◆ **Records from a data source**:
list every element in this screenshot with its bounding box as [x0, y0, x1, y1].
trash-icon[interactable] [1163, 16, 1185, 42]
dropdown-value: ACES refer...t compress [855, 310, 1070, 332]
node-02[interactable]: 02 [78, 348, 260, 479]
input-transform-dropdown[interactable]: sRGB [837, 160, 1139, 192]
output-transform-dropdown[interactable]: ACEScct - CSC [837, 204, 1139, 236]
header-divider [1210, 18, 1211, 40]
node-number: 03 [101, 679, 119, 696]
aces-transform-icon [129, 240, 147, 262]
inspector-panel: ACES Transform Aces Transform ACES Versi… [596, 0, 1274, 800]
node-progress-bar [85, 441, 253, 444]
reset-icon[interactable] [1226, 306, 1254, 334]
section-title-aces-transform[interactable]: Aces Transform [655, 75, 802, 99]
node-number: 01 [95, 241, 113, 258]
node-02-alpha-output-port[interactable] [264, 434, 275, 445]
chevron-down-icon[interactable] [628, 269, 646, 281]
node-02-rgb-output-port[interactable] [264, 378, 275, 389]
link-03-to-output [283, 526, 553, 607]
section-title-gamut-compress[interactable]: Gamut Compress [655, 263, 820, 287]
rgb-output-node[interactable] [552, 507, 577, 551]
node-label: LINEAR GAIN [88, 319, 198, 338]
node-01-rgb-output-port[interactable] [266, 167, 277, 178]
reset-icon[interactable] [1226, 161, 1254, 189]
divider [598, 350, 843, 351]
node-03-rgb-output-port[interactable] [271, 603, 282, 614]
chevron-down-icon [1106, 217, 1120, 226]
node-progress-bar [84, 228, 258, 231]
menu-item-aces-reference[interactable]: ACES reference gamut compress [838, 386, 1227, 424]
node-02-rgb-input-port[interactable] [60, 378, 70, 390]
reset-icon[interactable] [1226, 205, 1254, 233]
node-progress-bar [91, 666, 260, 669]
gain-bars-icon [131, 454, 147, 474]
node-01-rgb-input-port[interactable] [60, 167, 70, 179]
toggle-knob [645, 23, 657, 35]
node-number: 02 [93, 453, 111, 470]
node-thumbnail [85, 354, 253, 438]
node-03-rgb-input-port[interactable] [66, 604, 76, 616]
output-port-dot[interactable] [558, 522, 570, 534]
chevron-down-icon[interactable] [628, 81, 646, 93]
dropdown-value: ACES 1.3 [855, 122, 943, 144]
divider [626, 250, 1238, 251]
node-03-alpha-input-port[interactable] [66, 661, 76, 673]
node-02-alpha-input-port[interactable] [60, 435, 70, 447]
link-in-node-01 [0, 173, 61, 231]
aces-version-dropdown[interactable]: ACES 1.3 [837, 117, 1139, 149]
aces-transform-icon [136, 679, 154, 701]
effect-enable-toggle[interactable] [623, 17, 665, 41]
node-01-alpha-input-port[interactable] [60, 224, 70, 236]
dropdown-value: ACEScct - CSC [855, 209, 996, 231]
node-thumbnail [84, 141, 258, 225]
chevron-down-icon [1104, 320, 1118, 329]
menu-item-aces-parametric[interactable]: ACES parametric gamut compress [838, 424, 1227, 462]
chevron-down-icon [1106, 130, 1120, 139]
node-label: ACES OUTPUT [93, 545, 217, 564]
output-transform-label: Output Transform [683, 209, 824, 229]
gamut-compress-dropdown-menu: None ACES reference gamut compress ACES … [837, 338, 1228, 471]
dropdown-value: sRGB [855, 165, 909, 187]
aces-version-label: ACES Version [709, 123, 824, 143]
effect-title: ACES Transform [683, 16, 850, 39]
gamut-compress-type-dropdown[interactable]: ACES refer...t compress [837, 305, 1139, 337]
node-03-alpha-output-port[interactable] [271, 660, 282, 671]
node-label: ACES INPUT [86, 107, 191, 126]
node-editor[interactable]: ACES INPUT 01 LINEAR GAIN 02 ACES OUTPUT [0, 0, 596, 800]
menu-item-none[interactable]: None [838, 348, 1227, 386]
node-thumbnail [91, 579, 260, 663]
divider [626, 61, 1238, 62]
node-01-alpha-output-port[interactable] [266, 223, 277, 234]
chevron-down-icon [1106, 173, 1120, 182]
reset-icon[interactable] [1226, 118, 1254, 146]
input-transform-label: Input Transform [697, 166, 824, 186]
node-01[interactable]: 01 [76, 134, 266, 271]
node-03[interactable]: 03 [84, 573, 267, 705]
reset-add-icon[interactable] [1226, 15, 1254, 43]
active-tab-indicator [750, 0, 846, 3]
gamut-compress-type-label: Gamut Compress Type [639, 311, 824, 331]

◆ **Set exercise**: Copy every line of the material above without changing anything.

◆ **Output of the task**:
list every element in this screenshot with its bounding box as [x0, y0, x1, y1].
trash-icon[interactable] [1163, 16, 1185, 42]
dropdown-value: ACES refer...t compress [855, 310, 1070, 332]
node-02[interactable]: 02 [78, 348, 260, 479]
input-transform-dropdown[interactable]: sRGB [837, 160, 1139, 192]
output-transform-dropdown[interactable]: ACEScct - CSC [837, 204, 1139, 236]
header-divider [1210, 18, 1211, 40]
node-number: 03 [101, 679, 119, 696]
aces-transform-icon [129, 240, 147, 262]
inspector-panel: ACES Transform Aces Transform ACES Versi… [596, 0, 1274, 800]
node-progress-bar [85, 441, 253, 444]
reset-icon[interactable] [1226, 306, 1254, 334]
section-title-aces-transform[interactable]: Aces Transform [655, 75, 802, 99]
node-number: 01 [95, 241, 113, 258]
node-02-alpha-output-port[interactable] [264, 434, 275, 445]
chevron-down-icon[interactable] [628, 269, 646, 281]
node-02-rgb-output-port[interactable] [264, 378, 275, 389]
link-03-to-output [283, 526, 553, 607]
section-title-gamut-compress[interactable]: Gamut Compress [655, 263, 820, 287]
rgb-output-node[interactable] [552, 507, 577, 551]
node-label: LINEAR GAIN [88, 319, 198, 338]
node-01-rgb-output-port[interactable] [266, 167, 277, 178]
reset-icon[interactable] [1226, 161, 1254, 189]
divider [598, 350, 843, 351]
node-03-rgb-output-port[interactable] [271, 603, 282, 614]
chevron-down-icon [1106, 217, 1120, 226]
node-progress-bar [84, 228, 258, 231]
menu-item-aces-reference[interactable]: ACES reference gamut compress [838, 386, 1227, 424]
node-02-rgb-input-port[interactable] [60, 378, 70, 390]
reset-icon[interactable] [1226, 205, 1254, 233]
node-progress-bar [91, 666, 260, 669]
gain-bars-icon [131, 454, 147, 474]
node-01-rgb-input-port[interactable] [60, 167, 70, 179]
toggle-knob [645, 23, 657, 35]
node-number: 02 [93, 453, 111, 470]
node-thumbnail [85, 354, 253, 438]
node-03-rgb-input-port[interactable] [66, 604, 76, 616]
output-port-dot[interactable] [558, 522, 570, 534]
chevron-down-icon[interactable] [628, 81, 646, 93]
dropdown-value: ACES 1.3 [855, 122, 943, 144]
divider [626, 250, 1238, 251]
node-03-alpha-input-port[interactable] [66, 661, 76, 673]
node-02-alpha-input-port[interactable] [60, 435, 70, 447]
link-in-node-01 [0, 173, 61, 231]
aces-version-dropdown[interactable]: ACES 1.3 [837, 117, 1139, 149]
aces-transform-icon [136, 679, 154, 701]
effect-enable-toggle[interactable] [623, 17, 665, 41]
node-01-alpha-input-port[interactable] [60, 224, 70, 236]
dropdown-value: ACEScct - CSC [855, 209, 996, 231]
node-thumbnail [84, 141, 258, 225]
chevron-down-icon [1104, 320, 1118, 329]
menu-item-aces-parametric[interactable]: ACES parametric gamut compress [838, 424, 1227, 462]
chevron-down-icon [1106, 130, 1120, 139]
node-label: ACES OUTPUT [93, 545, 217, 564]
output-transform-label: Output Transform [683, 209, 824, 229]
gamut-compress-dropdown-menu: None ACES reference gamut compress ACES … [837, 338, 1228, 471]
dropdown-value: sRGB [855, 165, 909, 187]
aces-version-label: ACES Version [709, 123, 824, 143]
effect-title: ACES Transform [683, 16, 850, 39]
gamut-compress-type-dropdown[interactable]: ACES refer...t compress [837, 305, 1139, 337]
node-03-alpha-output-port[interactable] [271, 660, 282, 671]
node-label: ACES INPUT [86, 107, 191, 126]
node-editor[interactable]: ACES INPUT 01 LINEAR GAIN 02 ACES OUTPUT [0, 0, 596, 800]
menu-item-none[interactable]: None [838, 348, 1227, 386]
node-thumbnail [91, 579, 260, 663]
divider [626, 61, 1238, 62]
node-01-alpha-output-port[interactable] [266, 223, 277, 234]
chevron-down-icon [1106, 173, 1120, 182]
reset-icon[interactable] [1226, 118, 1254, 146]
input-transform-label: Input Transform [697, 166, 824, 186]
node-01[interactable]: 01 [76, 134, 266, 271]
node-03[interactable]: 03 [84, 573, 267, 705]
reset-add-icon[interactable] [1226, 15, 1254, 43]
active-tab-indicator [750, 0, 846, 3]
gamut-compress-type-label: Gamut Compress Type [639, 311, 824, 331]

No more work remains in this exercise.